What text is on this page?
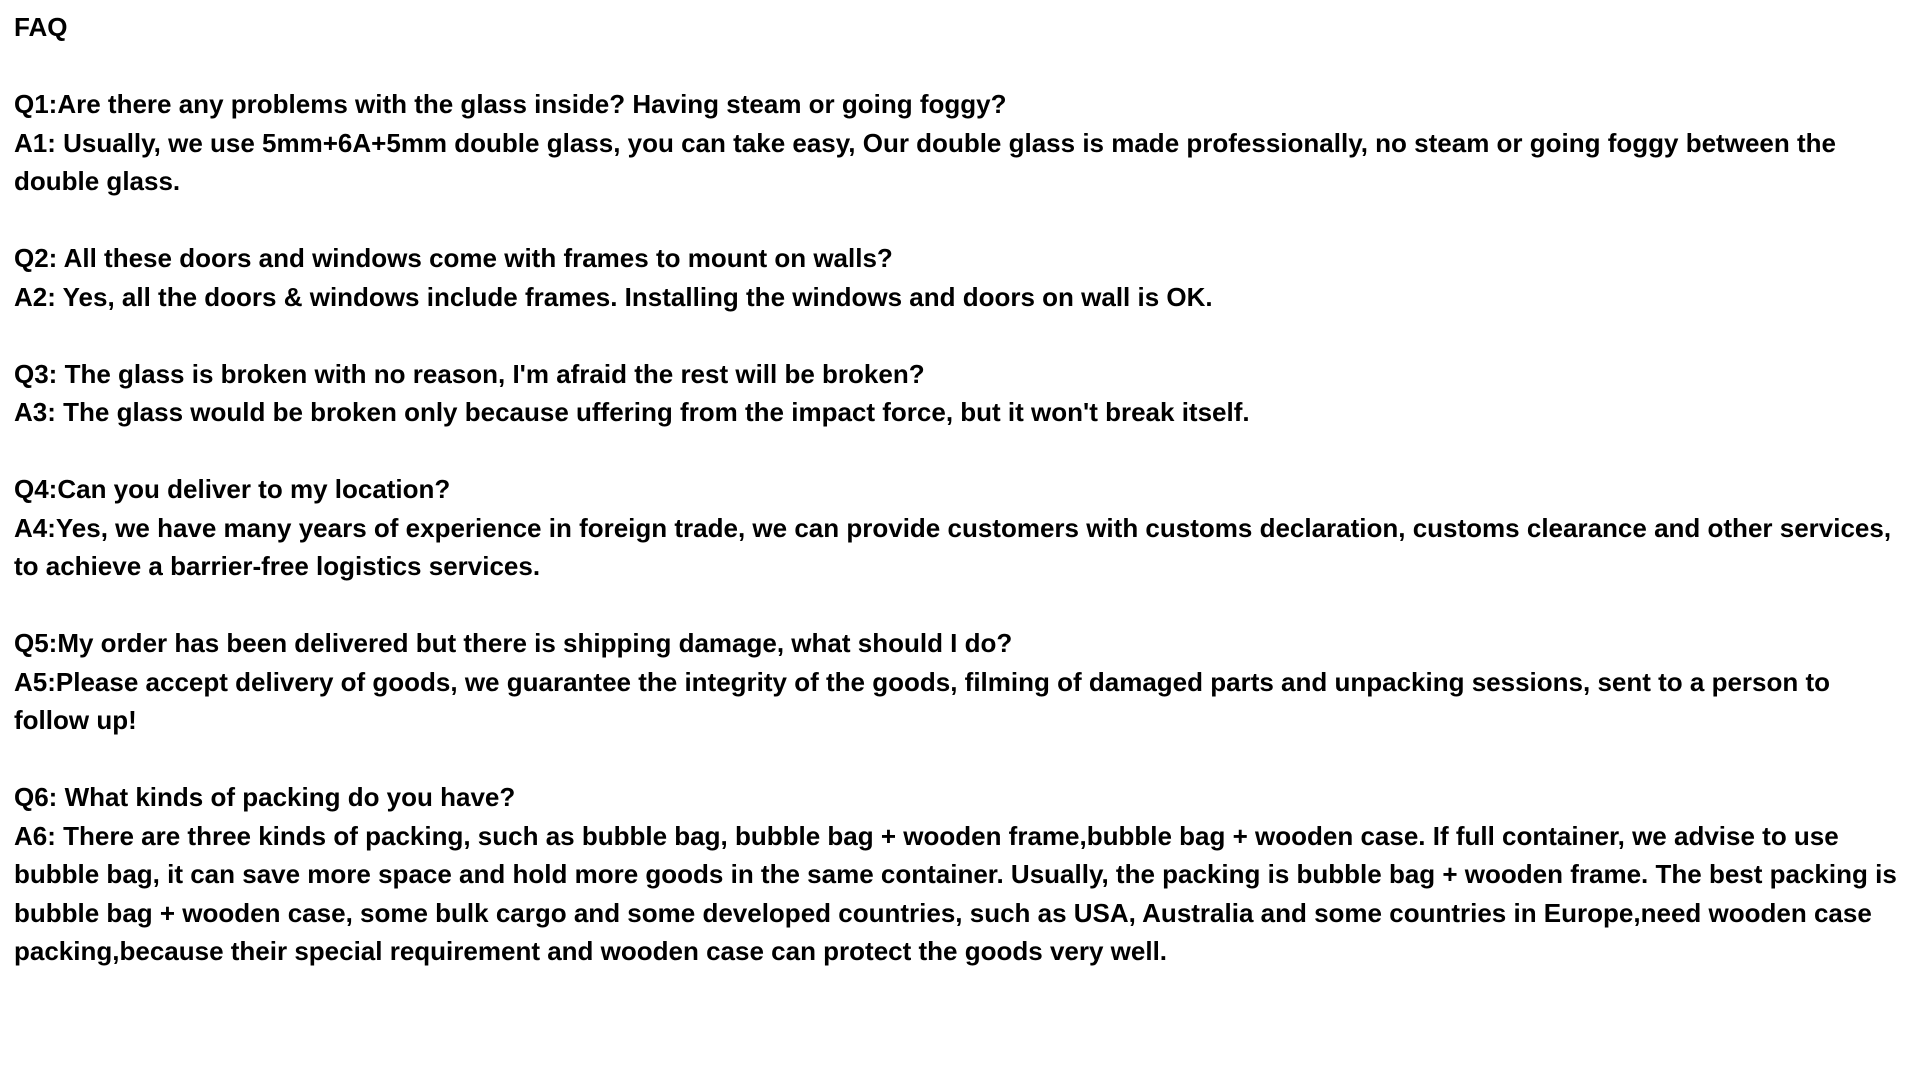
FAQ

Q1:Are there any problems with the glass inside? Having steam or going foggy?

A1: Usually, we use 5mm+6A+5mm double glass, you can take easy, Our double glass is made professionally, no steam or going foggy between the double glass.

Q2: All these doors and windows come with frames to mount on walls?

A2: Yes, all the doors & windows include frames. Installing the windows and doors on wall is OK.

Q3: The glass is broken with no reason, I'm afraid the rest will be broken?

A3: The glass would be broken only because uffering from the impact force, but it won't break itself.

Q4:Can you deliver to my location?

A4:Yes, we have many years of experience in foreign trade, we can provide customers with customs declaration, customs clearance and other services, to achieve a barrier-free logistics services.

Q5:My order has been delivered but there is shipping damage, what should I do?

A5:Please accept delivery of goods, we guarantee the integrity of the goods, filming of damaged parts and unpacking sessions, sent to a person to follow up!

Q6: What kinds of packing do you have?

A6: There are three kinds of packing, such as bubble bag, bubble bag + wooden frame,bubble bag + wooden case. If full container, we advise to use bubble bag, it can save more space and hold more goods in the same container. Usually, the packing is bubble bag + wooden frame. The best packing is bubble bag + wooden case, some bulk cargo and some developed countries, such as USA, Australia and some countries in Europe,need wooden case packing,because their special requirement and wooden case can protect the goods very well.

TASK STATEMENT ▸
Scan the material above. Copy each line that holds the word "broken".

SOLUTION FOR THIS PROBLEM ▸
Q3: The glass is broken with no reason, I'm afraid the rest will be broken?
A3: The glass would be broken only because uffering from the impact force, but it won't break itself.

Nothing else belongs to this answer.